Stored entries:
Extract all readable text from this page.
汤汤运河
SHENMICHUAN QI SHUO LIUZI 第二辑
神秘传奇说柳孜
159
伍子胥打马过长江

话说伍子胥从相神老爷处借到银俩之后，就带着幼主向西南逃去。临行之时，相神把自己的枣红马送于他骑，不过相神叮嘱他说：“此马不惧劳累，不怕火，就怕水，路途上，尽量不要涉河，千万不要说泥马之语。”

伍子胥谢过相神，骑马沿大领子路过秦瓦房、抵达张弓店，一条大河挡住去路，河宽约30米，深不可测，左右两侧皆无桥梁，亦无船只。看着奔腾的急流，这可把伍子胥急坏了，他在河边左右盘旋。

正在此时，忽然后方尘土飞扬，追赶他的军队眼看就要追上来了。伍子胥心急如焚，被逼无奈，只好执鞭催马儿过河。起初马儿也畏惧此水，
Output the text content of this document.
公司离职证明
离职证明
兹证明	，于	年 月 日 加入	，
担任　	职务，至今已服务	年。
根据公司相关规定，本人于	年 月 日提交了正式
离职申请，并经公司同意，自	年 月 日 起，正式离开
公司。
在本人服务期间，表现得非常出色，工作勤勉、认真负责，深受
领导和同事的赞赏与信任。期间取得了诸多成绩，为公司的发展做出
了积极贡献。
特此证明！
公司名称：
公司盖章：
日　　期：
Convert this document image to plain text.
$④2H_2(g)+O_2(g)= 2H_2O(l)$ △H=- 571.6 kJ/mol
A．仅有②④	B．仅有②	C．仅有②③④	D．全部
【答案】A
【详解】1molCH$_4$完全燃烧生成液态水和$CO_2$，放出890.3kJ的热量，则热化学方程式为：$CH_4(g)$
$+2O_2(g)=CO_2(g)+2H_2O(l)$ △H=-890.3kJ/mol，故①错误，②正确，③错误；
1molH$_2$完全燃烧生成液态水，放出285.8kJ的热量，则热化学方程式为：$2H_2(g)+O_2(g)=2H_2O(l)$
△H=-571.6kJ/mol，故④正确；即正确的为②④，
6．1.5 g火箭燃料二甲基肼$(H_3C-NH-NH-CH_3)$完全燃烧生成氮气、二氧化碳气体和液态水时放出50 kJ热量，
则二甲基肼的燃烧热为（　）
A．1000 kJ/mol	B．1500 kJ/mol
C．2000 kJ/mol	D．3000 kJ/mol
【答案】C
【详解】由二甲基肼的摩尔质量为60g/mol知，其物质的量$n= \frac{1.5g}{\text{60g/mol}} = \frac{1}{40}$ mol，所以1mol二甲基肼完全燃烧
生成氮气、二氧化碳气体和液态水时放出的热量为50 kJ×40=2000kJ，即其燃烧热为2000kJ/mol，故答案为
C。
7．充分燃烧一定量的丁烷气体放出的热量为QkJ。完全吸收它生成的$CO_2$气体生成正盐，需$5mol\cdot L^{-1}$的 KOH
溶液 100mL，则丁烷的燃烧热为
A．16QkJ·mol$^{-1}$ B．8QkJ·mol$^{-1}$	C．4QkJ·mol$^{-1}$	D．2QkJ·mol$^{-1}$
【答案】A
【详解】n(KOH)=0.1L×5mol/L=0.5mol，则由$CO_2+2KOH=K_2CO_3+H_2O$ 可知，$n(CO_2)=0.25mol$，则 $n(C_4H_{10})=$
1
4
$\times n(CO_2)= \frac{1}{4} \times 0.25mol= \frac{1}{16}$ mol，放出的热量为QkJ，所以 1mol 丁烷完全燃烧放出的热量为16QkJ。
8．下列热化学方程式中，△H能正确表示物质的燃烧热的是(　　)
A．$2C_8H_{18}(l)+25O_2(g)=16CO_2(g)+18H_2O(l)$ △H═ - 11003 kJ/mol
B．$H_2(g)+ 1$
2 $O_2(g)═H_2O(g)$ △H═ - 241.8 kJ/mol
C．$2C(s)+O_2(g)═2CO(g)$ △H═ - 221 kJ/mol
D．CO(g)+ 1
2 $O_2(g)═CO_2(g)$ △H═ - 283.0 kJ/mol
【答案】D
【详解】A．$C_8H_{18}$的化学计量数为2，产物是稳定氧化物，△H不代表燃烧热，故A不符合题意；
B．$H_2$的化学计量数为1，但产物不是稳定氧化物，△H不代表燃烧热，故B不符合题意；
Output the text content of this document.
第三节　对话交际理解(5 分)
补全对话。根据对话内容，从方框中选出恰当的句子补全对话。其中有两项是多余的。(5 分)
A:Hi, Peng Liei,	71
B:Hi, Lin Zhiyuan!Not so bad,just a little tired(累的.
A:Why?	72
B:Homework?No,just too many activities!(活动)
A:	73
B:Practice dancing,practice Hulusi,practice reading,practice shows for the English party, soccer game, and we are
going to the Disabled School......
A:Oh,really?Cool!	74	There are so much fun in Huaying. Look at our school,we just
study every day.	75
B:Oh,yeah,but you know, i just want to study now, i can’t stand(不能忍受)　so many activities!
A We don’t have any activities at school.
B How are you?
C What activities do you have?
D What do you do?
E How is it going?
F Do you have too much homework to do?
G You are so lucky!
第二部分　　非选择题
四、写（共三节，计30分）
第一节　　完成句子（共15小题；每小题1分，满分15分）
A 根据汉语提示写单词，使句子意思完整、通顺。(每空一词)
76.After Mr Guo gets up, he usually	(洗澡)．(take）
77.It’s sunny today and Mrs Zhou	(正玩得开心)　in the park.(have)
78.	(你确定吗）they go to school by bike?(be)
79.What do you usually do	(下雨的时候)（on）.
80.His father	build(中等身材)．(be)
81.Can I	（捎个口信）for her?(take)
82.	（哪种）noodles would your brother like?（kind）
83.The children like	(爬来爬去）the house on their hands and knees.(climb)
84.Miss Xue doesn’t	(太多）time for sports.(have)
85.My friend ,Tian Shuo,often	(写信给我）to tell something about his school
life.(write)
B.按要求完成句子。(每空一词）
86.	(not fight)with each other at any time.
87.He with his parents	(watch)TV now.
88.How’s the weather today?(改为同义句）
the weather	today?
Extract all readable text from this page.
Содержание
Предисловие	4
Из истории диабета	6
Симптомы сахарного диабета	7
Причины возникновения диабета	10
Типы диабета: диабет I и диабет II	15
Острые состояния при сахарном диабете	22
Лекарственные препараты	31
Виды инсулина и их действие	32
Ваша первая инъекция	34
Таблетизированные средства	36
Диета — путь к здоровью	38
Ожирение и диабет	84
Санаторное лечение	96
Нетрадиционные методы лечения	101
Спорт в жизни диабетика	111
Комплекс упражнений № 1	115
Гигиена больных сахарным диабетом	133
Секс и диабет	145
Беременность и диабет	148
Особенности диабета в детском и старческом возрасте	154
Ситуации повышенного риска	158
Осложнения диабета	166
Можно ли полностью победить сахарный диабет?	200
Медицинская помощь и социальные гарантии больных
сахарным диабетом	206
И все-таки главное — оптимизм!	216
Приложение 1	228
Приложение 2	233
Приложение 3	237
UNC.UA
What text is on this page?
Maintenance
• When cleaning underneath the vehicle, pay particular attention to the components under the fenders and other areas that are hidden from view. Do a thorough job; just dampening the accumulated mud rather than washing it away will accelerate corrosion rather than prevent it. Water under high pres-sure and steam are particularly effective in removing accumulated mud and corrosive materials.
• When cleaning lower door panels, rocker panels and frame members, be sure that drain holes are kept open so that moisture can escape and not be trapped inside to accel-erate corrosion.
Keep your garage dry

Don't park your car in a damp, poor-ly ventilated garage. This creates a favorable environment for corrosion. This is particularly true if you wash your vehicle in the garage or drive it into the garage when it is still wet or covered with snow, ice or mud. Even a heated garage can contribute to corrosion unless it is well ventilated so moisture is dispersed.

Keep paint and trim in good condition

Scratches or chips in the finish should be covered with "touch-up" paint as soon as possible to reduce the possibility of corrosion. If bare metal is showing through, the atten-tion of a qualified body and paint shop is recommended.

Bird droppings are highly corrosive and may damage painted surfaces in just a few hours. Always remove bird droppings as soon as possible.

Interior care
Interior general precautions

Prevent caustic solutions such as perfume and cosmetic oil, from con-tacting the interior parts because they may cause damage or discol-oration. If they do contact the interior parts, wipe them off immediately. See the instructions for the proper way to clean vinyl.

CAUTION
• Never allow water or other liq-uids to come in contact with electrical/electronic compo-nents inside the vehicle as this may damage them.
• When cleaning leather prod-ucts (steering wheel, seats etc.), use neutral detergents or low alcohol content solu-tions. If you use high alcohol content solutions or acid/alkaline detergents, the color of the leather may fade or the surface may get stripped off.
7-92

§ **To do**
Gather every line containing the word "text" and copy it.

§ **Answer**
Extract all readable text from this page.
Output the text content of this document.
Convert this document image to plain text.
【详解】由二甲基肼的摩尔质量为60g/mol知，其物质的量$n= \frac{1.5g}{\text{60g/mol}} = \frac{1}{40}$ mol，所以1mol二甲基肼完全燃烧
Output the text content of this document.
Extract all readable text from this page.
What text is on this page?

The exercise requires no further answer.